**GOAL:** Copy out each line exactly; pictures stay out of the copy.

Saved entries

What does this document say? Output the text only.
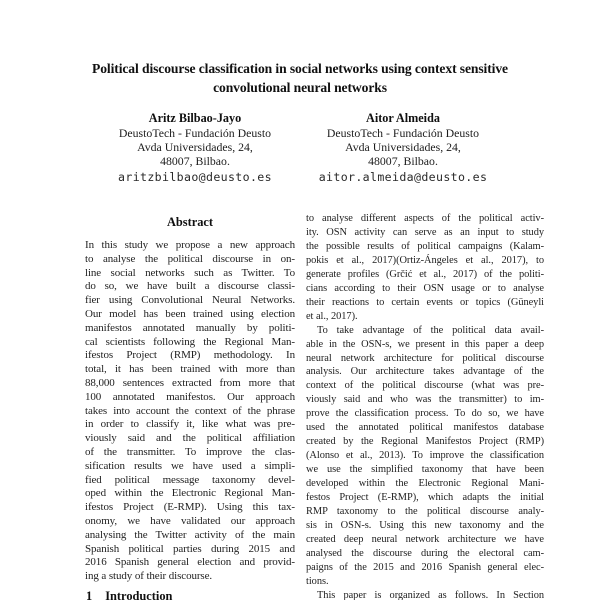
Political discourse classification in social networks using context sensitive
convolutional neural networks
Aritz Bilbao-Jayo
DeustoTech - Fundación Deusto
Avda Universidades, 24,
48007, Bilbao.
aritzbilbao@deusto.es
Aitor Almeida
DeustoTech - Fundación Deusto
Avda Universidades, 24,
48007, Bilbao.
aitor.almeida@deusto.es
Abstract
In this study we propose a new approach
to analyse the political discourse in on-
line social networks such as Twitter. To
do so, we have built a discourse classi-
fier using Convolutional Neural Networks.
Our model has been trained using election
manifestos annotated manually by politi-
cal scientists following the Regional Man-
ifestos Project (RMP) methodology. In
total, it has been trained with more than
88,000 sentences extracted from more that
100 annotated manifestos. Our approach
takes into account the context of the phrase
in order to classify it, like what was pre-
viously said and the political affiliation
of the transmitter. To improve the clas-
sification results we have used a simpli-
fied political message taxonomy devel-
oped within the Electronic Regional Man-
ifestos Project (E-RMP). Using this tax-
onomy, we have validated our approach
analysing the Twitter activity of the main
Spanish political parties during 2015 and
2016 Spanish general election and provid-
ing a study of their discourse.
1 Introduction
to analyse different aspects of the political activ-
ity. OSN activity can serve as an input to study
the possible results of political campaigns (Kalam-
pokis et al., 2017)(Ortiz-Ángeles et al., 2017), to
generate profiles (Grčić et al., 2017) of the politi-
cians according to their OSN usage or to analyse
their reactions to certain events or topics (Güneyli
et al., 2017).
To take advantage of the political data avail-
able in the OSN-s, we present in this paper a deep
neural network architecture for political discourse
analysis. Our architecture takes advantage of the
context of the political discourse (what was pre-
viously said and who was the transmitter) to im-
prove the classification process. To do so, we have
used the annotated political manifestos database
created by the Regional Manifestos Project (RMP)
(Alonso et al., 2013). To improve the classification
we use the simplified taxonomy that have been
developed within the Electronic Regional Mani-
festos Project (E-RMP), which adapts the initial
RMP taxonomy to the political discourse analy-
sis in OSN-s. Using this new taxonomy and the
created deep neural network architecture we have
analysed the discourse during the electoral cam-
paigns of the 2015 and 2016 Spanish general elec-
tions.
This paper is organized as follows. In Section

**EXERCISE RESULT:**
What does this document say? Output the text only.
Political discourse classification in social networks using context sensitive
convolutional neural networks
Aritz Bilbao-Jayo
DeustoTech - Fundación Deusto
Avda Universidades, 24,
48007, Bilbao.
aritzbilbao@deusto.es
Aitor Almeida
DeustoTech - Fundación Deusto
Avda Universidades, 24,
48007, Bilbao.
aitor.almeida@deusto.es
Abstract
In this study we propose a new approach
to analyse the political discourse in on-
line social networks such as Twitter. To
do so, we have built a discourse classi-
fier using Convolutional Neural Networks.
Our model has been trained using election
manifestos annotated manually by politi-
cal scientists following the Regional Man-
ifestos Project (RMP) methodology. In
total, it has been trained with more than
88,000 sentences extracted from more that
100 annotated manifestos. Our approach
takes into account the context of the phrase
in order to classify it, like what was pre-
viously said and the political affiliation
of the transmitter. To improve the clas-
sification results we have used a simpli-
fied political message taxonomy devel-
oped within the Electronic Regional Man-
ifestos Project (E-RMP). Using this tax-
onomy, we have validated our approach
analysing the Twitter activity of the main
Spanish political parties during 2015 and
2016 Spanish general election and provid-
ing a study of their discourse.
1 Introduction
to analyse different aspects of the political activ-
ity. OSN activity can serve as an input to study
the possible results of political campaigns (Kalam-
pokis et al., 2017)(Ortiz-Ángeles et al., 2017), to
generate profiles (Grčić et al., 2017) of the politi-
cians according to their OSN usage or to analyse
their reactions to certain events or topics (Güneyli
et al., 2017).
To take advantage of the political data avail-
able in the OSN-s, we present in this paper a deep
neural network architecture for political discourse
analysis. Our architecture takes advantage of the
context of the political discourse (what was pre-
viously said and who was the transmitter) to im-
prove the classification process. To do so, we have
used the annotated political manifestos database
created by the Regional Manifestos Project (RMP)
(Alonso et al., 2013). To improve the classification
we use the simplified taxonomy that have been
developed within the Electronic Regional Mani-
festos Project (E-RMP), which adapts the initial
RMP taxonomy to the political discourse analy-
sis in OSN-s. Using this new taxonomy and the
created deep neural network architecture we have
analysed the discourse during the electoral cam-
paigns of the 2015 and 2016 Spanish general elec-
tions.
This paper is organized as follows. In Section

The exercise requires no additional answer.